┌─ Input for this task
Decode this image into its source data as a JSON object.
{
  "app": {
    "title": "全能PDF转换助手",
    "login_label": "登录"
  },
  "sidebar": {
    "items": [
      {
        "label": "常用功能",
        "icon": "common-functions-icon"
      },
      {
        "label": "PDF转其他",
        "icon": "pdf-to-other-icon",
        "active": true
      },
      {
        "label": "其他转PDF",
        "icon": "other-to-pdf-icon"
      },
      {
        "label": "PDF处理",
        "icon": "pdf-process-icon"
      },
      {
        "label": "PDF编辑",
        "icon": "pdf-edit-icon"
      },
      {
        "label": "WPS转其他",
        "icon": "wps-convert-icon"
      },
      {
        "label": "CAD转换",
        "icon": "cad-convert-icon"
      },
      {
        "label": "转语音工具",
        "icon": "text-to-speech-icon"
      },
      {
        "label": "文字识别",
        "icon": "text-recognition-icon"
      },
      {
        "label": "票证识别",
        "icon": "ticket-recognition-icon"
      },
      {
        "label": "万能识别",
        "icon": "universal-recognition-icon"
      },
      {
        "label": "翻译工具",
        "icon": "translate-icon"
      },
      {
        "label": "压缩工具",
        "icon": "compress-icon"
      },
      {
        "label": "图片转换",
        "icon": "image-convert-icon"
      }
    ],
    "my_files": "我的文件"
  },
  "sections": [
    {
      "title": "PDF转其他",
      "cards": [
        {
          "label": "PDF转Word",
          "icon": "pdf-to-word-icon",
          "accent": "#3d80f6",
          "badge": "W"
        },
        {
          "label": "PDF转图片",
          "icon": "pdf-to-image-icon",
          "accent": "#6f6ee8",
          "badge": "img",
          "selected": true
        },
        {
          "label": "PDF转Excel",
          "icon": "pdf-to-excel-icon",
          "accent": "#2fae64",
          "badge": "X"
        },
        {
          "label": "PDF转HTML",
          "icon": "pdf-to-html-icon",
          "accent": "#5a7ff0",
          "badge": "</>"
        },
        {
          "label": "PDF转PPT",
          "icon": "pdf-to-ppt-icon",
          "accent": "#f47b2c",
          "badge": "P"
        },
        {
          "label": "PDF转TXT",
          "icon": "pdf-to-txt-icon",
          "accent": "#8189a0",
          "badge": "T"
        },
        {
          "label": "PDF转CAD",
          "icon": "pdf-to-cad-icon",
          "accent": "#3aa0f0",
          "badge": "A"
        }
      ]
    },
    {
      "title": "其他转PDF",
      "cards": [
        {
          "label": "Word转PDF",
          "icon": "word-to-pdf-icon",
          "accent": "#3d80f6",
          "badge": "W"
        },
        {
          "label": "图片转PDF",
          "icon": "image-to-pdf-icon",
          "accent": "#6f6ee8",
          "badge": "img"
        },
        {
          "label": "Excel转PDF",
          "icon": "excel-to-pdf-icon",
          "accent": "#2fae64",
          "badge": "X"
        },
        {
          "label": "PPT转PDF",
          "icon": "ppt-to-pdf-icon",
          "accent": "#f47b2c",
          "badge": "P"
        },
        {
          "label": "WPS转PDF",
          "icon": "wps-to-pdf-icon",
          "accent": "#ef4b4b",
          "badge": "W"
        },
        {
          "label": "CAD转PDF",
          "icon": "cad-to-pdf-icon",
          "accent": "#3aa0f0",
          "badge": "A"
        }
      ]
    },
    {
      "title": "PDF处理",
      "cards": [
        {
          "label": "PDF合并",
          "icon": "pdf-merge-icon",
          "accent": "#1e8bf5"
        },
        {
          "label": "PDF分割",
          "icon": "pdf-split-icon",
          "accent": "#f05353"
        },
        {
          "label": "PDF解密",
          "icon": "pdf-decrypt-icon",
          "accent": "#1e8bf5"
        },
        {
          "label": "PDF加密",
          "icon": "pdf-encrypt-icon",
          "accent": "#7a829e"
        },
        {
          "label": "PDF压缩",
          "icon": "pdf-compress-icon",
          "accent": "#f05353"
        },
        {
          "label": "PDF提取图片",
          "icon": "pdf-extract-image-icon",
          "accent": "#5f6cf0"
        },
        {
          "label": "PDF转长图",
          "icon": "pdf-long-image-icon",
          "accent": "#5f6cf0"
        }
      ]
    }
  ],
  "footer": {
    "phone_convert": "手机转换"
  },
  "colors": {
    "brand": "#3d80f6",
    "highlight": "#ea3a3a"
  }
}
└─
## Task details
Please restate the data word for word, every record included.

## Result of this task
Decode this image into its source data as a JSON object.
{
  "app": {
    "title": "全能PDF转换助手",
    "login_label": "登录"
  },
  "sidebar": {
    "items": [
      {
        "label": "常用功能",
        "icon": "common-functions-icon"
      },
      {
        "label": "PDF转其他",
        "icon": "pdf-to-other-icon",
        "active": true
      },
      {
        "label": "其他转PDF",
        "icon": "other-to-pdf-icon"
      },
      {
        "label": "PDF处理",
        "icon": "pdf-process-icon"
      },
      {
        "label": "PDF编辑",
        "icon": "pdf-edit-icon"
      },
      {
        "label": "WPS转其他",
        "icon": "wps-convert-icon"
      },
      {
        "label": "CAD转换",
        "icon": "cad-convert-icon"
      },
      {
        "label": "转语音工具",
        "icon": "text-to-speech-icon"
      },
      {
        "label": "文字识别",
        "icon": "text-recognition-icon"
      },
      {
        "label": "票证识别",
        "icon": "ticket-recognition-icon"
      },
      {
        "label": "万能识别",
        "icon": "universal-recognition-icon"
      },
      {
        "label": "翻译工具",
        "icon": "translate-icon"
      },
      {
        "label": "压缩工具",
        "icon": "compress-icon"
      },
      {
        "label": "图片转换",
        "icon": "image-convert-icon"
      }
    ],
    "my_files": "我的文件"
  },
  "sections": [
    {
      "title": "PDF转其他",
      "cards": [
        {
          "label": "PDF转Word",
          "icon": "pdf-to-word-icon",
          "accent": "#3d80f6",
          "badge": "W"
        },
        {
          "label": "PDF转图片",
          "icon": "pdf-to-image-icon",
          "accent": "#6f6ee8",
          "badge": "img",
          "selected": true
        },
        {
          "label": "PDF转Excel",
          "icon": "pdf-to-excel-icon",
          "accent": "#2fae64",
          "badge": "X"
        },
        {
          "label": "PDF转HTML",
          "icon": "pdf-to-html-icon",
          "accent": "#5a7ff0",
          "badge": "</>"
        },
        {
          "label": "PDF转PPT",
          "icon": "pdf-to-ppt-icon",
          "accent": "#f47b2c",
          "badge": "P"
        },
        {
          "label": "PDF转TXT",
          "icon": "pdf-to-txt-icon",
          "accent": "#8189a0",
          "badge": "T"
        },
        {
          "label": "PDF转CAD",
          "icon": "pdf-to-cad-icon",
          "accent": "#3aa0f0",
          "badge": "A"
        }
      ]
    },
    {
      "title": "其他转PDF",
      "cards": [
        {
          "label": "Word转PDF",
          "icon": "word-to-pdf-icon",
          "accent": "#3d80f6",
          "badge": "W"
        },
        {
          "label": "图片转PDF",
          "icon": "image-to-pdf-icon",
          "accent": "#6f6ee8",
          "badge": "img"
        },
        {
          "label": "Excel转PDF",
          "icon": "excel-to-pdf-icon",
          "accent": "#2fae64",
          "badge": "X"
        },
        {
          "label": "PPT转PDF",
          "icon": "ppt-to-pdf-icon",
          "accent": "#f47b2c",
          "badge": "P"
        },
        {
          "label": "WPS转PDF",
          "icon": "wps-to-pdf-icon",
          "accent": "#ef4b4b",
          "badge": "W"
        },
        {
          "label": "CAD转PDF",
          "icon": "cad-to-pdf-icon",
          "accent": "#3aa0f0",
          "badge": "A"
        }
      ]
    },
    {
      "title": "PDF处理",
      "cards": [
        {
          "label": "PDF合并",
          "icon": "pdf-merge-icon",
          "accent": "#1e8bf5"
        },
        {
          "label": "PDF分割",
          "icon": "pdf-split-icon",
          "accent": "#f05353"
        },
        {
          "label": "PDF解密",
          "icon": "pdf-decrypt-icon",
          "accent": "#1e8bf5"
        },
        {
          "label": "PDF加密",
          "icon": "pdf-encrypt-icon",
          "accent": "#7a829e"
        },
        {
          "label": "PDF压缩",
          "icon": "pdf-compress-icon",
          "accent": "#f05353"
        },
        {
          "label": "PDF提取图片",
          "icon": "pdf-extract-image-icon",
          "accent": "#5f6cf0"
        },
        {
          "label": "PDF转长图",
          "icon": "pdf-long-image-icon",
          "accent": "#5f6cf0"
        }
      ]
    }
  ],
  "footer": {
    "phone_convert": "手机转换"
  },
  "colors": {
    "brand": "#3d80f6",
    "highlight": "#ea3a3a"
  }
}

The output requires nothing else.